- [EXERCISE TASK]: An exact copy of every record is needed.

- [DATA SHOWN]:
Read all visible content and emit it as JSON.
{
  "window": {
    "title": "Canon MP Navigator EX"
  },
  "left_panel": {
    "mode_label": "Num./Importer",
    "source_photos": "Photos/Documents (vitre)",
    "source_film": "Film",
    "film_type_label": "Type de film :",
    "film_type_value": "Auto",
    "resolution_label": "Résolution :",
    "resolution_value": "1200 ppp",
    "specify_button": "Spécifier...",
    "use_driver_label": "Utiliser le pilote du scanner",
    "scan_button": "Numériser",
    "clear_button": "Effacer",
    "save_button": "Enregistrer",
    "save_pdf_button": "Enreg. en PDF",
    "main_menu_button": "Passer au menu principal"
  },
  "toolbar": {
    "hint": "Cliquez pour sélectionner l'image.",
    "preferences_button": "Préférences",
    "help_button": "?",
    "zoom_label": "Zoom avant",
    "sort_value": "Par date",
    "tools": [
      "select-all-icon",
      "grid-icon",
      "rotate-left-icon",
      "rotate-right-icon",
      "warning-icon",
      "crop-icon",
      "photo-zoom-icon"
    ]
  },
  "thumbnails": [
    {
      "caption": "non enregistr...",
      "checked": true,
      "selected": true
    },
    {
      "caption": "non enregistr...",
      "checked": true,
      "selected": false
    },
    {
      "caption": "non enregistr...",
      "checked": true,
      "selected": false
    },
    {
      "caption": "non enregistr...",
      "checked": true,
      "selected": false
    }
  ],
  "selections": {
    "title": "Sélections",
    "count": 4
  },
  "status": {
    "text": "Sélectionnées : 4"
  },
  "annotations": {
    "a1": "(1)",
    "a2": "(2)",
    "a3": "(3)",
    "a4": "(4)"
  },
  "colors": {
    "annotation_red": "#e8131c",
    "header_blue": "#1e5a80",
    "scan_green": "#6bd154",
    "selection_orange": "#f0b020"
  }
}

- [WRITTEN RESPONSE]:
Read all visible content and emit it as JSON.
{
  "window": {
    "title": "Canon MP Navigator EX"
  },
  "left_panel": {
    "mode_label": "Num./Importer",
    "source_photos": "Photos/Documents (vitre)",
    "source_film": "Film",
    "film_type_label": "Type de film :",
    "film_type_value": "Auto",
    "resolution_label": "Résolution :",
    "resolution_value": "1200 ppp",
    "specify_button": "Spécifier...",
    "use_driver_label": "Utiliser le pilote du scanner",
    "scan_button": "Numériser",
    "clear_button": "Effacer",
    "save_button": "Enregistrer",
    "save_pdf_button": "Enreg. en PDF",
    "main_menu_button": "Passer au menu principal"
  },
  "toolbar": {
    "hint": "Cliquez pour sélectionner l'image.",
    "preferences_button": "Préférences",
    "help_button": "?",
    "zoom_label": "Zoom avant",
    "sort_value": "Par date",
    "tools": [
      "select-all-icon",
      "grid-icon",
      "rotate-left-icon",
      "rotate-right-icon",
      "warning-icon",
      "crop-icon",
      "photo-zoom-icon"
    ]
  },
  "thumbnails": [
    {
      "caption": "non enregistr...",
      "checked": true,
      "selected": true
    },
    {
      "caption": "non enregistr...",
      "checked": true,
      "selected": false
    },
    {
      "caption": "non enregistr...",
      "checked": true,
      "selected": false
    },
    {
      "caption": "non enregistr...",
      "checked": true,
      "selected": false
    }
  ],
  "selections": {
    "title": "Sélections",
    "count": 4
  },
  "status": {
    "text": "Sélectionnées : 4"
  },
  "annotations": {
    "a1": "(1)",
    "a2": "(2)",
    "a3": "(3)",
    "a4": "(4)"
  },
  "colors": {
    "annotation_red": "#e8131c",
    "header_blue": "#1e5a80",
    "scan_green": "#6bd154",
    "selection_orange": "#f0b020"
  }
}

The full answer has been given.